:: EXERCISES ::
a) In the blog post on making a string array, copy the passage from "wow that's weird." to "Anonymous said..." and change "butter" to "silk".
b) Put this sentence from the blog post on string arrays into Spanish: "I would say the second way is much easier."

:: TEXT PROVIDED ::
......
Wednesday, June 21, 2006

A Better Way to Make a String Array

I was jumping through some hoops to generate a true Java String array in CFML yesterday to pass in to a web service API. Today, while talking to some of the guys on the CF team it came up that there is a really simple way to get an array of Strings in CFML: Use the Java String split() API!

Code before:
string = CreateObject("java", "java.lang.String");
array = CreateObject("java", "java.lang.reflect.Array");
cookies = array.newInstance(string.getClass(), 3);
array.set(cookies, 0, "x=1");
array.set(cookies, 1, "x=2");
array.set(cookies, 2, "x=3");

Code After:
s = "x=1,x=2,x=3";
cookies = s.split(",");
I would say the second way is much easier. It is using a regular expression, so it isn't going to go as fast as the first code sample, but for something like this I would not worry about it at all.

2 comments:

Paul Hastings said...

wow that's weird. i was doing some regex a couple of days ago & fell on to split as a way to grab all of a string's alphabet delimited numerics though i was using the regex Pattern class. works like butter ;-)

Anonymous said...
......
:: DATA RECORDS ::
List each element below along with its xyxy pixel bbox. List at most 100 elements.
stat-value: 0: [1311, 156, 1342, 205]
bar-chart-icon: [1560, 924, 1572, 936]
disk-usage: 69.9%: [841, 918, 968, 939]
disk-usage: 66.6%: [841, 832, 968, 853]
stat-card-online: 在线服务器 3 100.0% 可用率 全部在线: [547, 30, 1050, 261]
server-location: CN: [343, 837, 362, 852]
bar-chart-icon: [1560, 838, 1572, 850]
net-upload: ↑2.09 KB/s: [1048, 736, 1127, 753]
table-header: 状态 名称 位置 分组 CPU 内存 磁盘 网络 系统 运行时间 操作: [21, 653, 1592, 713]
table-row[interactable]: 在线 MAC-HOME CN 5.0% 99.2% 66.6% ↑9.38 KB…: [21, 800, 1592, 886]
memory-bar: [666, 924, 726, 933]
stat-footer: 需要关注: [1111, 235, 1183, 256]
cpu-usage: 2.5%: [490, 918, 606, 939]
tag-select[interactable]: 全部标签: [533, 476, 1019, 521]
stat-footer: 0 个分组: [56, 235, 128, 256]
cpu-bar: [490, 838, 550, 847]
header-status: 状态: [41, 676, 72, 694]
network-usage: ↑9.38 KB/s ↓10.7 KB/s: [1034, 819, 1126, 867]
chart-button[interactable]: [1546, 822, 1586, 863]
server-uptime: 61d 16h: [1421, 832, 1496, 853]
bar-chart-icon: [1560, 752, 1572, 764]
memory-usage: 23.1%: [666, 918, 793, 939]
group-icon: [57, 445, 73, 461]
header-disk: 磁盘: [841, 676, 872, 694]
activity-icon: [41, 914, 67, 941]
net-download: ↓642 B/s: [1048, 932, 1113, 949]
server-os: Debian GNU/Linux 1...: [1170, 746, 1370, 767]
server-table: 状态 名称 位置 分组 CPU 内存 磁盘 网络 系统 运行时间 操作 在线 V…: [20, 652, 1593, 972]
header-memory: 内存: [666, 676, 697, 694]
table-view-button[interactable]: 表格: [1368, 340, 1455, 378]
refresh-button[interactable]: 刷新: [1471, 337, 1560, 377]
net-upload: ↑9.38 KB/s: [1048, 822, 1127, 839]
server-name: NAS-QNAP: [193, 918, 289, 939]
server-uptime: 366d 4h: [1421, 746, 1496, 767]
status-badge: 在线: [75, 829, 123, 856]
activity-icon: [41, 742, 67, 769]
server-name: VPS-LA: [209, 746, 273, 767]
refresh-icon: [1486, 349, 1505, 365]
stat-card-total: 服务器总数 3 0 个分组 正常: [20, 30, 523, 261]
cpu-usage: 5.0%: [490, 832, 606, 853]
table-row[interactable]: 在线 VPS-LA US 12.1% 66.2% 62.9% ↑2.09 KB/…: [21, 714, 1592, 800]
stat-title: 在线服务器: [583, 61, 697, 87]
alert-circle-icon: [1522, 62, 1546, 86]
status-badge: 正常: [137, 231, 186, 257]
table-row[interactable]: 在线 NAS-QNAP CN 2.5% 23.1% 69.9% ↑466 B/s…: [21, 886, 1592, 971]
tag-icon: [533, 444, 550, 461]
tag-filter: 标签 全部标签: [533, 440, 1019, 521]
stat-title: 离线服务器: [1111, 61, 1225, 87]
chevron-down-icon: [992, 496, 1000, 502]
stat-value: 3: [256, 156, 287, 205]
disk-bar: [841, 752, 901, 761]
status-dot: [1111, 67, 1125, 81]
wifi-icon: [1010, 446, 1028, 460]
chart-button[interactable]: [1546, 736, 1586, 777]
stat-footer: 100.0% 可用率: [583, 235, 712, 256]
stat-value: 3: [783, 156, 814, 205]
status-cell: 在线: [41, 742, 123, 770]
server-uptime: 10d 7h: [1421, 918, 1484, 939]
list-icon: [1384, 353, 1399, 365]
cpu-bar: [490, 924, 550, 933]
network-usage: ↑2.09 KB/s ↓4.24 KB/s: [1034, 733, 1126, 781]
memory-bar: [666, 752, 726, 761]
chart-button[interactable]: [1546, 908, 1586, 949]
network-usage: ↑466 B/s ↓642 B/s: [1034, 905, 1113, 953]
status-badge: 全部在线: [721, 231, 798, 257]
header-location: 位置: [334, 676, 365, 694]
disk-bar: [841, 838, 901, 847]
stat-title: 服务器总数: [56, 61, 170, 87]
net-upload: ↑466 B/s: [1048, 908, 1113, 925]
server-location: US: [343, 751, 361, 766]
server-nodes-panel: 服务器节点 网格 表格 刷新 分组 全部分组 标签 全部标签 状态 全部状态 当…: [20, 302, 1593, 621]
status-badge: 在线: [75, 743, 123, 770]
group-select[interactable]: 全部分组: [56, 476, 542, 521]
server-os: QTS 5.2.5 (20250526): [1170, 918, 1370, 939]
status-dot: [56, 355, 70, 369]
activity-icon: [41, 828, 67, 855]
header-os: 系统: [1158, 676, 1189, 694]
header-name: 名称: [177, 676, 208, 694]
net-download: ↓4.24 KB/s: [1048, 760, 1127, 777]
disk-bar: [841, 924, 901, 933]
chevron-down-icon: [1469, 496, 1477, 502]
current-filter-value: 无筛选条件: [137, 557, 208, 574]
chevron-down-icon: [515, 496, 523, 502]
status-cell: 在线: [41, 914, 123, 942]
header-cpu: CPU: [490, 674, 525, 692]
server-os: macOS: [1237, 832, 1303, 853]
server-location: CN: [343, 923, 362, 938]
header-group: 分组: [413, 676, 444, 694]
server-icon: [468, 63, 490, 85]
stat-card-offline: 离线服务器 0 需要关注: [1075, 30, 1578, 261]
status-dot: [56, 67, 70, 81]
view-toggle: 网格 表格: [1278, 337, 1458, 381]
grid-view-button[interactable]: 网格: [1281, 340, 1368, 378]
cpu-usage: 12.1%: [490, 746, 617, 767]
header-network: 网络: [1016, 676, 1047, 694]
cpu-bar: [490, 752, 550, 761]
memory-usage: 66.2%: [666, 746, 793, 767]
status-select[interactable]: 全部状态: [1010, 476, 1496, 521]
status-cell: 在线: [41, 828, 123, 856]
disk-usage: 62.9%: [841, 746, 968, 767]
......
:: RESPONSES TO THE TASKS ::
a)
wow that's weird. i was doing some regex a couple of days ago & fell on to split as a way to grab all of a string's alphabet delimited numerics though i was using the regex Pattern class. works like silk ;-)

Anonymous said...

b) Yo diría que la segunda forma es mucho más fácil.